Goal:
Pull every line containing the word "frac" from the records.

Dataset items
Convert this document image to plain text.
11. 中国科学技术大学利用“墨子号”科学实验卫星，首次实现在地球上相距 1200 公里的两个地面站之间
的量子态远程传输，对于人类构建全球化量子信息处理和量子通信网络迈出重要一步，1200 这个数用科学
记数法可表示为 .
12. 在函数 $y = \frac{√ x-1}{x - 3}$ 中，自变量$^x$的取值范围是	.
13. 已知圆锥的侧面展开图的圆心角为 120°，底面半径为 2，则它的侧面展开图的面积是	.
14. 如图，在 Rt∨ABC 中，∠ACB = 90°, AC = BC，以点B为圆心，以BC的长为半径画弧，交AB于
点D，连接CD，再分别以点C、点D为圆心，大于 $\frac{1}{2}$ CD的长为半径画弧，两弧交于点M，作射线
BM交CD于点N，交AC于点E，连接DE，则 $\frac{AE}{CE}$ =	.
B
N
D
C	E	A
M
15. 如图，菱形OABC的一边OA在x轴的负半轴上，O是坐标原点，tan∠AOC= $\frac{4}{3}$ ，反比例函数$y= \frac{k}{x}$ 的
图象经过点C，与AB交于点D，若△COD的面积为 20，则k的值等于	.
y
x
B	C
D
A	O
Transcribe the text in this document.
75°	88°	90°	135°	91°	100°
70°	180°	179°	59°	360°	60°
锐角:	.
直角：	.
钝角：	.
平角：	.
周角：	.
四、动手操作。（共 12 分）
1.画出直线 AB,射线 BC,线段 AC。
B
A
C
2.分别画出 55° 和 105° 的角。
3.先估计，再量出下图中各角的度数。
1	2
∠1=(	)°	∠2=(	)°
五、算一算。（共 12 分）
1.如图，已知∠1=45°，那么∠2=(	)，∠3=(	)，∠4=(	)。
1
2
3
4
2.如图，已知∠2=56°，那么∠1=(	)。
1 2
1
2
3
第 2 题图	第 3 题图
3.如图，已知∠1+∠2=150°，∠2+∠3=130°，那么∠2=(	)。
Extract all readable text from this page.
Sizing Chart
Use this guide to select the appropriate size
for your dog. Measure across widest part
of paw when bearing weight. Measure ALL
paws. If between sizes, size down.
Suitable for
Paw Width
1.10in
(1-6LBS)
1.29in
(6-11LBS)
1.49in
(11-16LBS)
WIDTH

Expected answer:
12. 在函数 $y = \frac{√ x-1}{x - 3}$ 中，自变量$^x$的取值范围是	.
点D，连接CD，再分别以点C、点D为圆心，大于 $\frac{1}{2}$ CD的长为半径画弧，两弧交于点M，作射线
BM交CD于点N，交AC于点E，连接DE，则 $\frac{AE}{CE}$ =	.
15. 如图，菱形OABC的一边OA在x轴的负半轴上，O是坐标原点，tan∠AOC= $\frac{4}{3}$ ，反比例函数$y= \frac{k}{x}$ 的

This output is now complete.